Set down all of the data exactly as it appears.

(Collected data entries)
══════════════════════════════

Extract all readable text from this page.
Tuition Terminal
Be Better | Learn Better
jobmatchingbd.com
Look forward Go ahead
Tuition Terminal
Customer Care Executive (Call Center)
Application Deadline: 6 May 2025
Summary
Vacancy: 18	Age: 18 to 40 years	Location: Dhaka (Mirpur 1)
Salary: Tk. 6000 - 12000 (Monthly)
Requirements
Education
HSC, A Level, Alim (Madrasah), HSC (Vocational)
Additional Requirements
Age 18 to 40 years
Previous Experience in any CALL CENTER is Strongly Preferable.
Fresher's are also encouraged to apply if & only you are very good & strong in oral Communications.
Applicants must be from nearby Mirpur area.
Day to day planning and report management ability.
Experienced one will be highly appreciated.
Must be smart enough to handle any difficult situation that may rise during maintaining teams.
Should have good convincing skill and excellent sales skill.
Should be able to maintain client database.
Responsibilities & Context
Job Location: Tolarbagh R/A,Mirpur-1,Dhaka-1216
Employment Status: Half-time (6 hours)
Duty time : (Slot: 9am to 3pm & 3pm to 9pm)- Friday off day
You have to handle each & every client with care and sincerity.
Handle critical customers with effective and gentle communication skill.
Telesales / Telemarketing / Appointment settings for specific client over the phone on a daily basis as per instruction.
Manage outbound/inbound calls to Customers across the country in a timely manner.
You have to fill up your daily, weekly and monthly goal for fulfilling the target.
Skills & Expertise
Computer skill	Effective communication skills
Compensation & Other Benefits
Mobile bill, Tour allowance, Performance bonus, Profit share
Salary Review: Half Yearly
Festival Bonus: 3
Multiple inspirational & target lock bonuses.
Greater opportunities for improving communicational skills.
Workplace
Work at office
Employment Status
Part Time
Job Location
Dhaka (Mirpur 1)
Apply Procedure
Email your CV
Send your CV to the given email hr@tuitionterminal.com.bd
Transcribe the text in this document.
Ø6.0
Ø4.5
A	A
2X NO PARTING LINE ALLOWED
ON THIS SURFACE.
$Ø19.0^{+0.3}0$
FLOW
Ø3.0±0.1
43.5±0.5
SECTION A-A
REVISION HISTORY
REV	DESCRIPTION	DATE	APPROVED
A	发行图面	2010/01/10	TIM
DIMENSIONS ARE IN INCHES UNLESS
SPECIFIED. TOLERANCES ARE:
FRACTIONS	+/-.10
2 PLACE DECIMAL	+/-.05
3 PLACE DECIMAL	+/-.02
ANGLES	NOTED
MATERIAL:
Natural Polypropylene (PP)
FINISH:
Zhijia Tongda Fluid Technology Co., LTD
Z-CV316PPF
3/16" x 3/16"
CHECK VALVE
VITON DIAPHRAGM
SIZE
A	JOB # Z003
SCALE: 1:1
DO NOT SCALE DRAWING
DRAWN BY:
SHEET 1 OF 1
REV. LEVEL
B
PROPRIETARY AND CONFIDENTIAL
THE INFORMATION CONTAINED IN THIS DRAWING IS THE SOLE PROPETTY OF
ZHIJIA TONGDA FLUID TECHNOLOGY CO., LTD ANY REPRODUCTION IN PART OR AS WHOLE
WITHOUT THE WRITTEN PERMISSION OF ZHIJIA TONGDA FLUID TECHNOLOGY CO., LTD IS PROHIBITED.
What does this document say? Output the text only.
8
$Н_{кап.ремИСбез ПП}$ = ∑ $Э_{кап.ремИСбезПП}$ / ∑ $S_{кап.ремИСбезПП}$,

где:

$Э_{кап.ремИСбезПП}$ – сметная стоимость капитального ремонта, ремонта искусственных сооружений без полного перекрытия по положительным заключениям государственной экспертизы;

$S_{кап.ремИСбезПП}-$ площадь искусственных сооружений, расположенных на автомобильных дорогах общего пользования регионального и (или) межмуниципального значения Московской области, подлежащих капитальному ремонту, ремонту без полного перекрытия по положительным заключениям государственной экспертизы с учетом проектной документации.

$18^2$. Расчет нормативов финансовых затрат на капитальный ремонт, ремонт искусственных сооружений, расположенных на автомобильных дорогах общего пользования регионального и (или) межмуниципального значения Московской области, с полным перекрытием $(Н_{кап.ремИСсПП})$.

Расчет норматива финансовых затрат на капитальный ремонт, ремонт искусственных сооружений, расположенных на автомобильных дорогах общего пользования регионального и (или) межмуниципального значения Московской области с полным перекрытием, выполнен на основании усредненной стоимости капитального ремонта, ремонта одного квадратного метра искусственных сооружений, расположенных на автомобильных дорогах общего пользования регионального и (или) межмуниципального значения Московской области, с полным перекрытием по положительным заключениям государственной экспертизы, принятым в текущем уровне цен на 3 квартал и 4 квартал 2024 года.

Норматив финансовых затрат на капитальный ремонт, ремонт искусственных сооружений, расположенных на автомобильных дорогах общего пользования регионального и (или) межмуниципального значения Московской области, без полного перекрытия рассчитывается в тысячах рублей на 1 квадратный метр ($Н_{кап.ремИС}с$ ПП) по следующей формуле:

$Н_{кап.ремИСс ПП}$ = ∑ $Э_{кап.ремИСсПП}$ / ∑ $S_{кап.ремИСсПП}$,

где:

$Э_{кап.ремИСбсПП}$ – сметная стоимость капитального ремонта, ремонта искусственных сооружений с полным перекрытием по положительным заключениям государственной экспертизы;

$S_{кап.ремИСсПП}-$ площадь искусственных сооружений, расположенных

══════════════════════════════

• Expected answer:
Extract all readable text from this page.
Tuition Terminal
Be Better | Learn Better
jobmatchingbd.com
Look forward Go ahead
Tuition Terminal
Customer Care Executive (Call Center)
Application Deadline: 6 May 2025
Summary
Vacancy: 18	Age: 18 to 40 years	Location: Dhaka (Mirpur 1)
Salary: Tk. 6000 - 12000 (Monthly)
Requirements
Education
HSC, A Level, Alim (Madrasah), HSC (Vocational)
Additional Requirements
Age 18 to 40 years
Previous Experience in any CALL CENTER is Strongly Preferable.
Fresher's are also encouraged to apply if & only you are very good & strong in oral Communications.
Applicants must be from nearby Mirpur area.
Day to day planning and report management ability.
Experienced one will be highly appreciated.
Must be smart enough to handle any difficult situation that may rise during maintaining teams.
Should have good convincing skill and excellent sales skill.
Should be able to maintain client database.
Responsibilities & Context
Job Location: Tolarbagh R/A,Mirpur-1,Dhaka-1216
Employment Status: Half-time (6 hours)
Duty time : (Slot: 9am to 3pm & 3pm to 9pm)- Friday off day
You have to handle each & every client with care and sincerity.
Handle critical customers with effective and gentle communication skill.
Telesales / Telemarketing / Appointment settings for specific client over the phone on a daily basis as per instruction.
Manage outbound/inbound calls to Customers across the country in a timely manner.
You have to fill up your daily, weekly and monthly goal for fulfilling the target.
Skills & Expertise
Computer skill	Effective communication skills
Compensation & Other Benefits
Mobile bill, Tour allowance, Performance bonus, Profit share
Salary Review: Half Yearly
Festival Bonus: 3
Multiple inspirational & target lock bonuses.
Greater opportunities for improving communicational skills.
Workplace
Work at office
Employment Status
Part Time
Job Location
Dhaka (Mirpur 1)
Apply Procedure
Email your CV
Send your CV to the given email hr@tuitionterminal.com.bd
Transcribe the text in this document.
Ø6.0
Ø4.5
A	A
2X NO PARTING LINE ALLOWED
ON THIS SURFACE.
$Ø19.0^{+0.3}0$
FLOW
Ø3.0±0.1
43.5±0.5
SECTION A-A
REVISION HISTORY
REV	DESCRIPTION	DATE	APPROVED
A	发行图面	2010/01/10	TIM
DIMENSIONS ARE IN INCHES UNLESS
SPECIFIED. TOLERANCES ARE:
FRACTIONS	+/-.10
2 PLACE DECIMAL	+/-.05
3 PLACE DECIMAL	+/-.02
ANGLES	NOTED
MATERIAL:
Natural Polypropylene (PP)
FINISH:
Zhijia Tongda Fluid Technology Co., LTD
Z-CV316PPF
3/16" x 3/16"
CHECK VALVE
VITON DIAPHRAGM
SIZE
A	JOB # Z003
SCALE: 1:1
DO NOT SCALE DRAWING
DRAWN BY:
SHEET 1 OF 1
REV. LEVEL
B
PROPRIETARY AND CONFIDENTIAL
THE INFORMATION CONTAINED IN THIS DRAWING IS THE SOLE PROPETTY OF
ZHIJIA TONGDA FLUID TECHNOLOGY CO., LTD ANY REPRODUCTION IN PART OR AS WHOLE
WITHOUT THE WRITTEN PERMISSION OF ZHIJIA TONGDA FLUID TECHNOLOGY CO., LTD IS PROHIBITED.
What does this document say? Output the text only.
8
$Н_{кап.ремИСбез ПП}$ = ∑ $Э_{кап.ремИСбезПП}$ / ∑ $S_{кап.ремИСбезПП}$,

где:

$Э_{кап.ремИСбезПП}$ – сметная стоимость капитального ремонта, ремонта искусственных сооружений без полного перекрытия по положительным заключениям государственной экспертизы;

$S_{кап.ремИСбезПП}-$ площадь искусственных сооружений, расположенных на автомобильных дорогах общего пользования регионального и (или) межмуниципального значения Московской области, подлежащих капитальному ремонту, ремонту без полного перекрытия по положительным заключениям государственной экспертизы с учетом проектной документации.

$18^2$. Расчет нормативов финансовых затрат на капитальный ремонт, ремонт искусственных сооружений, расположенных на автомобильных дорогах общего пользования регионального и (или) межмуниципального значения Московской области, с полным перекрытием $(Н_{кап.ремИСсПП})$.

Расчет норматива финансовых затрат на капитальный ремонт, ремонт искусственных сооружений, расположенных на автомобильных дорогах общего пользования регионального и (или) межмуниципального значения Московской области с полным перекрытием, выполнен на основании усредненной стоимости капитального ремонта, ремонта одного квадратного метра искусственных сооружений, расположенных на автомобильных дорогах общего пользования регионального и (или) межмуниципального значения Московской области, с полным перекрытием по положительным заключениям государственной экспертизы, принятым в текущем уровне цен на 3 квартал и 4 квартал 2024 года.

Норматив финансовых затрат на капитальный ремонт, ремонт искусственных сооружений, расположенных на автомобильных дорогах общего пользования регионального и (или) межмуниципального значения Московской области, без полного перекрытия рассчитывается в тысячах рублей на 1 квадратный метр ($Н_{кап.ремИС}с$ ПП) по следующей формуле:

$Н_{кап.ремИСс ПП}$ = ∑ $Э_{кап.ремИСсПП}$ / ∑ $S_{кап.ремИСсПП}$,

где:

$Э_{кап.ремИСбсПП}$ – сметная стоимость капитального ремонта, ремонта искусственных сооружений с полным перекрытием по положительным заключениям государственной экспертизы;

$S_{кап.ремИСсПП}-$ площадь искусственных сооружений, расположенных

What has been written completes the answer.